Annotated region listings
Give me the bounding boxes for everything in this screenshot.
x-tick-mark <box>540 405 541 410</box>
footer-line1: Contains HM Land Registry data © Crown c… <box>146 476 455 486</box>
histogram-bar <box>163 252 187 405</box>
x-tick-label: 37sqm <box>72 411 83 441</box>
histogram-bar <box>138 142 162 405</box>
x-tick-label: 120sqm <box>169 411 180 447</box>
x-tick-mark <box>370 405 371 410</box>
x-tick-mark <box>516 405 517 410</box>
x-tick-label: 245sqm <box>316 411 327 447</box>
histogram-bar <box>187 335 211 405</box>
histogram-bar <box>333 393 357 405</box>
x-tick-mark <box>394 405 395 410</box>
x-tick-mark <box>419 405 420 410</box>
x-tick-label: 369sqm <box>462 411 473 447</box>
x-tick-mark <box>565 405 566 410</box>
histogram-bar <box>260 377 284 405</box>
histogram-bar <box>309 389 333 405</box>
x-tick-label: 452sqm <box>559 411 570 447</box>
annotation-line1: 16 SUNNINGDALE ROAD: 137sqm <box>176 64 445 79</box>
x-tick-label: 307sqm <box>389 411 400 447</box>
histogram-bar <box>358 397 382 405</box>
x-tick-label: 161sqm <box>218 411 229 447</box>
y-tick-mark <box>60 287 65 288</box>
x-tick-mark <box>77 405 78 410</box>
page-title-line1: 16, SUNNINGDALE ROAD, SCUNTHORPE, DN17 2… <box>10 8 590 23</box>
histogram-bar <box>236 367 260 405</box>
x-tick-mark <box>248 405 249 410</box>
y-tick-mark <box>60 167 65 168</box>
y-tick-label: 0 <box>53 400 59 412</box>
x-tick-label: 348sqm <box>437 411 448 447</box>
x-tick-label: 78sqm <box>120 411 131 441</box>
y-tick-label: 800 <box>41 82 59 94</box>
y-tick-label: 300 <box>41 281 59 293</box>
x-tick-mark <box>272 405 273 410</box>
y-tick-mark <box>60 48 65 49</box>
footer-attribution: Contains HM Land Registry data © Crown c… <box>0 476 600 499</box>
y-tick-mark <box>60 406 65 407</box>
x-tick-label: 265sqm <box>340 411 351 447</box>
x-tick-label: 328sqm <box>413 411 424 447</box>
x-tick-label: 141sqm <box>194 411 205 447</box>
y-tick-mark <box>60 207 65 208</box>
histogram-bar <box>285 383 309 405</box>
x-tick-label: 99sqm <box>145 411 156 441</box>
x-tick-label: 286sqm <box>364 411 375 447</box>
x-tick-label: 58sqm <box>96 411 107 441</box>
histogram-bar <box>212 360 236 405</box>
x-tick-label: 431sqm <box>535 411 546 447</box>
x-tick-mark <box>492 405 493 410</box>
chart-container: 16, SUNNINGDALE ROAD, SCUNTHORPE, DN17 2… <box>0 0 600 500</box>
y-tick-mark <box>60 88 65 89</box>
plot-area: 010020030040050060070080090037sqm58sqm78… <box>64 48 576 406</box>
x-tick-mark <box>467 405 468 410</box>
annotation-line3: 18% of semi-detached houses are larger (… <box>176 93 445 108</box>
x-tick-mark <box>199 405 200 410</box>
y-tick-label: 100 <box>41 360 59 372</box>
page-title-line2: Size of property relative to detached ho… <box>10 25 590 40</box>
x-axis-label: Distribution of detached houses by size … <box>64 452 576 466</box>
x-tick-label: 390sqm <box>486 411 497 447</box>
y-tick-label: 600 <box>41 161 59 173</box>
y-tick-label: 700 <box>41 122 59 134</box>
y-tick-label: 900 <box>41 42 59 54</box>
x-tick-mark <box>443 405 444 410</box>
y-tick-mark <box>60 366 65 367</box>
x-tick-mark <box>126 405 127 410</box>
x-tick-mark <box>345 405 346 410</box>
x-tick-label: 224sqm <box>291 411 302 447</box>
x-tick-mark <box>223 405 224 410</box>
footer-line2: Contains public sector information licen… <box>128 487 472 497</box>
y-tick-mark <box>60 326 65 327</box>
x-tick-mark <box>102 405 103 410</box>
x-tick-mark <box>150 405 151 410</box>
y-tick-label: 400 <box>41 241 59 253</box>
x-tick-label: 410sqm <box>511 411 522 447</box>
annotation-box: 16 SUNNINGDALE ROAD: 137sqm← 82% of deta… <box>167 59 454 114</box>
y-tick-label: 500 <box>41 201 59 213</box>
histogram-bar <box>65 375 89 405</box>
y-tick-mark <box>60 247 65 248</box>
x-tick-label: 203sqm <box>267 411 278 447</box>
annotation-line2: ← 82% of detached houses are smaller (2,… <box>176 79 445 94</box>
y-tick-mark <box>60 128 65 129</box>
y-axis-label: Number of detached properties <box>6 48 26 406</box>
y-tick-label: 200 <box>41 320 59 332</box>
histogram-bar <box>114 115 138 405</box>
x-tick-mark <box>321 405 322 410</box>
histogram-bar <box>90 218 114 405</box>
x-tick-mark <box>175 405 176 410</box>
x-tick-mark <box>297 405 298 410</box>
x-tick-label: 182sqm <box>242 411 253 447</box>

## Exercise prompt
Pull out the rows from the first line down to and including the line containing "x-tick-mark <box>516 405 517 410</box>". Reproduce them verbatim.

## Worked answer
Give me the bounding boxes for everything in this screenshot.
x-tick-mark <box>540 405 541 410</box>
footer-line1: Contains HM Land Registry data © Crown c… <box>146 476 455 486</box>
histogram-bar <box>163 252 187 405</box>
x-tick-label: 37sqm <box>72 411 83 441</box>
histogram-bar <box>138 142 162 405</box>
x-tick-label: 120sqm <box>169 411 180 447</box>
x-tick-mark <box>370 405 371 410</box>
x-tick-mark <box>516 405 517 410</box>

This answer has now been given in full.